## Instructions to follow
Write out every line of the material exactly as it appears.

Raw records
*-*-*

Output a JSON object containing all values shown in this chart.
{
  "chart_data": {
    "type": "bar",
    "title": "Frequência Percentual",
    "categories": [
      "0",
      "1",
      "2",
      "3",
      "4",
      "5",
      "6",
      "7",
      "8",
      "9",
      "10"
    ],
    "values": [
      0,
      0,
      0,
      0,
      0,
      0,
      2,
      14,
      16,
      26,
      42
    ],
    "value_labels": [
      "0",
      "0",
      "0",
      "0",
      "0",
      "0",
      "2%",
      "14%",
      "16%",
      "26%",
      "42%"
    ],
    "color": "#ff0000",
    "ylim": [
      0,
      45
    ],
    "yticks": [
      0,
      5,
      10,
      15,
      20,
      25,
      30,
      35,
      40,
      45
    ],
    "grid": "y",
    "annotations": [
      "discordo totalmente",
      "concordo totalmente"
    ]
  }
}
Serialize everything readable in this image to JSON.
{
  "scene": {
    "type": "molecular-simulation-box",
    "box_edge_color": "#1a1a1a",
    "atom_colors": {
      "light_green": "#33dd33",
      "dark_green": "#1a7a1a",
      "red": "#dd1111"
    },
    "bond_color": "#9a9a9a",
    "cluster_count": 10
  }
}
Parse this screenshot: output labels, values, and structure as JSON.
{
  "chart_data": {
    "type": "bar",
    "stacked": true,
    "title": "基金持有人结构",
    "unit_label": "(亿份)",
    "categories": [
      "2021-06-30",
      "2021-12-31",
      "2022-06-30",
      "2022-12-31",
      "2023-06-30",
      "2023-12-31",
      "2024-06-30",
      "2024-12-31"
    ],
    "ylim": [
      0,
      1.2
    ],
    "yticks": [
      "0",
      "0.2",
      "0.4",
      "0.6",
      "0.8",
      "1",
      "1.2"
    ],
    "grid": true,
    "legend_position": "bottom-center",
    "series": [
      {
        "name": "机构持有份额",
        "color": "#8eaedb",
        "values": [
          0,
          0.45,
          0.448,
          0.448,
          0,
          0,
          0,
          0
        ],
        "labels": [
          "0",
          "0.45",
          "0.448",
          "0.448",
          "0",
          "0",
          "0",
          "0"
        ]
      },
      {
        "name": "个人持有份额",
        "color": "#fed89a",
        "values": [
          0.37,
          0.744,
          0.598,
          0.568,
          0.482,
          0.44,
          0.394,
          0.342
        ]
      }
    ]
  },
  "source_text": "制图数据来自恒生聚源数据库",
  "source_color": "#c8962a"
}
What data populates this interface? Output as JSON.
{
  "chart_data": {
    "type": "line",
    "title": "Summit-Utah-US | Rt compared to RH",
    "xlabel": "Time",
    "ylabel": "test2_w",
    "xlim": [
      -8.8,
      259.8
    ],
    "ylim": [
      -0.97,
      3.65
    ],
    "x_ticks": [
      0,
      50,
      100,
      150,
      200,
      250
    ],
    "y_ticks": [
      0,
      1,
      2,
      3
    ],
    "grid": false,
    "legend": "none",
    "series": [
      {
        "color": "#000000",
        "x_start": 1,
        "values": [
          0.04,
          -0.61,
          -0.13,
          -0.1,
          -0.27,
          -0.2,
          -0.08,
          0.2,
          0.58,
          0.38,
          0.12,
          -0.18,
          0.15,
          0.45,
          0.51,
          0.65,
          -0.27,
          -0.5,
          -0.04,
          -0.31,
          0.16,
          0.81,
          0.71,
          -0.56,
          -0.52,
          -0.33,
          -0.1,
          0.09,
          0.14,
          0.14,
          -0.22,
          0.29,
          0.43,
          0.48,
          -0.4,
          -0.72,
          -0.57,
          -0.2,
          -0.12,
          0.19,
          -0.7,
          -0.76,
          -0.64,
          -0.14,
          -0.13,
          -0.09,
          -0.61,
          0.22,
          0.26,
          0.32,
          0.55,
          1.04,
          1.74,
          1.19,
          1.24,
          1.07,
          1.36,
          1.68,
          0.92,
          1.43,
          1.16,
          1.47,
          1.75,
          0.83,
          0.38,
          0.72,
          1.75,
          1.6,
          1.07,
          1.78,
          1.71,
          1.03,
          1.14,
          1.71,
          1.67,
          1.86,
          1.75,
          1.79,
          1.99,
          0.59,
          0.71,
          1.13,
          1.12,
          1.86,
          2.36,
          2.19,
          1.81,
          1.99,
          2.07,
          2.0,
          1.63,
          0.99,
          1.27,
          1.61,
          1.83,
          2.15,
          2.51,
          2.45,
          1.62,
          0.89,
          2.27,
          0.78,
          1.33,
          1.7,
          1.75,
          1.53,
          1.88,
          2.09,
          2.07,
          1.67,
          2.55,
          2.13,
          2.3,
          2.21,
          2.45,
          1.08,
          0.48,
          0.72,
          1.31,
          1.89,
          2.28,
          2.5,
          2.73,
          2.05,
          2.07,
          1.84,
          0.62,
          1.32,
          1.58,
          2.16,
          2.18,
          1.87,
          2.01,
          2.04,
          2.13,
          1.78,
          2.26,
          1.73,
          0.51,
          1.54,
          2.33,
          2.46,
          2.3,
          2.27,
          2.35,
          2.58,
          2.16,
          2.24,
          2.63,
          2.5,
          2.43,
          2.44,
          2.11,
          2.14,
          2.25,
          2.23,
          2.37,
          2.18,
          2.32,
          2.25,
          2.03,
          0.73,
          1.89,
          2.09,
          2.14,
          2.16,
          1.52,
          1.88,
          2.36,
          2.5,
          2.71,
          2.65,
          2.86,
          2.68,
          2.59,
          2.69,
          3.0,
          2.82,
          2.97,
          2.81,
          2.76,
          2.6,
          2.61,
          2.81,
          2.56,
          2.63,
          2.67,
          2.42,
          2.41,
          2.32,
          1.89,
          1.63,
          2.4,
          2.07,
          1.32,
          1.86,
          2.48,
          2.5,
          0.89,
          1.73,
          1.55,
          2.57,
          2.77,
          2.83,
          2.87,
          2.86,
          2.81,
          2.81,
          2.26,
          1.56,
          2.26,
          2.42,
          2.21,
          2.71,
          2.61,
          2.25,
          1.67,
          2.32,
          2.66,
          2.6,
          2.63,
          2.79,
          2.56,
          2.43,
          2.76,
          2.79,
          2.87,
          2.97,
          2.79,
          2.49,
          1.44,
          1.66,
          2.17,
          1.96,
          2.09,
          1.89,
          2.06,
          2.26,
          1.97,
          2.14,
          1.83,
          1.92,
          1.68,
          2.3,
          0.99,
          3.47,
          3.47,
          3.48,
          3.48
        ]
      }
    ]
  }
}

*-*-*

## Solved problem
Output a JSON object containing all values shown in this chart.
{
  "chart_data": {
    "type": "bar",
    "title": "Frequência Percentual",
    "categories": [
      "0",
      "1",
      "2",
      "3",
      "4",
      "5",
      "6",
      "7",
      "8",
      "9",
      "10"
    ],
    "values": [
      0,
      0,
      0,
      0,
      0,
      0,
      2,
      14,
      16,
      26,
      42
    ],
    "value_labels": [
      "0",
      "0",
      "0",
      "0",
      "0",
      "0",
      "2%",
      "14%",
      "16%",
      "26%",
      "42%"
    ],
    "color": "#ff0000",
    "ylim": [
      0,
      45
    ],
    "yticks": [
      0,
      5,
      10,
      15,
      20,
      25,
      30,
      35,
      40,
      45
    ],
    "grid": "y",
    "annotations": [
      "discordo totalmente",
      "concordo totalmente"
    ]
  }
}
Serialize everything readable in this image to JSON.
{
  "scene": {
    "type": "molecular-simulation-box",
    "box_edge_color": "#1a1a1a",
    "atom_colors": {
      "light_green": "#33dd33",
      "dark_green": "#1a7a1a",
      "red": "#dd1111"
    },
    "bond_color": "#9a9a9a",
    "cluster_count": 10
  }
}
Parse this screenshot: output labels, values, and structure as JSON.
{
  "chart_data": {
    "type": "bar",
    "stacked": true,
    "title": "基金持有人结构",
    "unit_label": "(亿份)",
    "categories": [
      "2021-06-30",
      "2021-12-31",
      "2022-06-30",
      "2022-12-31",
      "2023-06-30",
      "2023-12-31",
      "2024-06-30",
      "2024-12-31"
    ],
    "ylim": [
      0,
      1.2
    ],
    "yticks": [
      "0",
      "0.2",
      "0.4",
      "0.6",
      "0.8",
      "1",
      "1.2"
    ],
    "grid": true,
    "legend_position": "bottom-center",
    "series": [
      {
        "name": "机构持有份额",
        "color": "#8eaedb",
        "values": [
          0,
          0.45,
          0.448,
          0.448,
          0,
          0,
          0,
          0
        ],
        "labels": [
          "0",
          "0.45",
          "0.448",
          "0.448",
          "0",
          "0",
          "0",
          "0"
        ]
      },
      {
        "name": "个人持有份额",
        "color": "#fed89a",
        "values": [
          0.37,
          0.744,
          0.598,
          0.568,
          0.482,
          0.44,
          0.394,
          0.342
        ]
      }
    ]
  },
  "source_text": "制图数据来自恒生聚源数据库",
  "source_color": "#c8962a"
}
What data populates this interface? Output as JSON.
{
  "chart_data": {
    "type": "line",
    "title": "Summit-Utah-US | Rt compared to RH",
    "xlabel": "Time",
    "ylabel": "test2_w",
    "xlim": [
      -8.8,
      259.8
    ],
    "ylim": [
      -0.97,
      3.65
    ],
    "x_ticks": [
      0,
      50,
      100,
      150,
      200,
      250
    ],
    "y_ticks": [
      0,
      1,
      2,
      3
    ],
    "grid": false,
    "legend": "none",
    "series": [
      {
        "color": "#000000",
        "x_start": 1,
        "values": [
          0.04,
          -0.61,
          -0.13,
          -0.1,
          -0.27,
          -0.2,
          -0.08,
          0.2,
          0.58,
          0.38,
          0.12,
          -0.18,
          0.15,
          0.45,
          0.51,
          0.65,
          -0.27,
          -0.5,
          -0.04,
          -0.31,
          0.16,
          0.81,
          0.71,
          -0.56,
          -0.52,
          -0.33,
          -0.1,
          0.09,
          0.14,
          0.14,
          -0.22,
          0.29,
          0.43,
          0.48,
          -0.4,
          -0.72,
          -0.57,
          -0.2,
          -0.12,
          0.19,
          -0.7,
          -0.76,
          -0.64,
          -0.14,
          -0.13,
          -0.09,
          -0.61,
          0.22,
          0.26,
          0.32,
          0.55,
          1.04,
          1.74,
          1.19,
          1.24,
          1.07,
          1.36,
          1.68,
          0.92,
          1.43,
          1.16,
          1.47,
          1.75,
          0.83,
          0.38,
          0.72,
          1.75,
          1.6,
          1.07,
          1.78,
          1.71,
          1.03,
          1.14,
          1.71,
          1.67,
          1.86,
          1.75,
          1.79,
          1.99,
          0.59,
          0.71,
          1.13,
          1.12,
          1.86,
          2.36,
          2.19,
          1.81,
          1.99,
          2.07,
          2.0,
          1.63,
          0.99,
          1.27,
          1.61,
          1.83,
          2.15,
          2.51,
          2.45,
          1.62,
          0.89,
          2.27,
          0.78,
          1.33,
          1.7,
          1.75,
          1.53,
          1.88,
          2.09,
          2.07,
          1.67,
          2.55,
          2.13,
          2.3,
          2.21,
          2.45,
          1.08,
          0.48,
          0.72,
          1.31,
          1.89,
          2.28,
          2.5,
          2.73,
          2.05,
          2.07,
          1.84,
          0.62,
          1.32,
          1.58,
          2.16,
          2.18,
          1.87,
          2.01,
          2.04,
          2.13,
          1.78,
          2.26,
          1.73,
          0.51,
          1.54,
          2.33,
          2.46,
          2.3,
          2.27,
          2.35,
          2.58,
          2.16,
          2.24,
          2.63,
          2.5,
          2.43,
          2.44,
          2.11,
          2.14,
          2.25,
          2.23,
          2.37,
          2.18,
          2.32,
          2.25,
          2.03,
          0.73,
          1.89,
          2.09,
          2.14,
          2.16,
          1.52,
          1.88,
          2.36,
          2.5,
          2.71,
          2.65,
          2.86,
          2.68,
          2.59,
          2.69,
          3.0,
          2.82,
          2.97,
          2.81,
          2.76,
          2.6,
          2.61,
          2.81,
          2.56,
          2.63,
          2.67,
          2.42,
          2.41,
          2.32,
          1.89,
          1.63,
          2.4,
          2.07,
          1.32,
          1.86,
          2.48,
          2.5,
          0.89,
          1.73,
          1.55,
          2.57,
          2.77,
          2.83,
          2.87,
          2.86,
          2.81,
          2.81,
          2.26,
          1.56,
          2.26,
          2.42,
          2.21,
          2.71,
          2.61,
          2.25,
          1.67,
          2.32,
          2.66,
          2.6,
          2.63,
          2.79,
          2.56,
          2.43,
          2.76,
          2.79,
          2.87,
          2.97,
          2.79,
          2.49,
          1.44,
          1.66,
          2.17,
          1.96,
          2.09,
          1.89,
          2.06,
          2.26,
          1.97,
          2.14,
          1.83,
          1.92,
          1.68,
          2.3,
          0.99,
          3.47,
          3.47,
          3.48,
          3.48
        ]
      }
    ]
  }
}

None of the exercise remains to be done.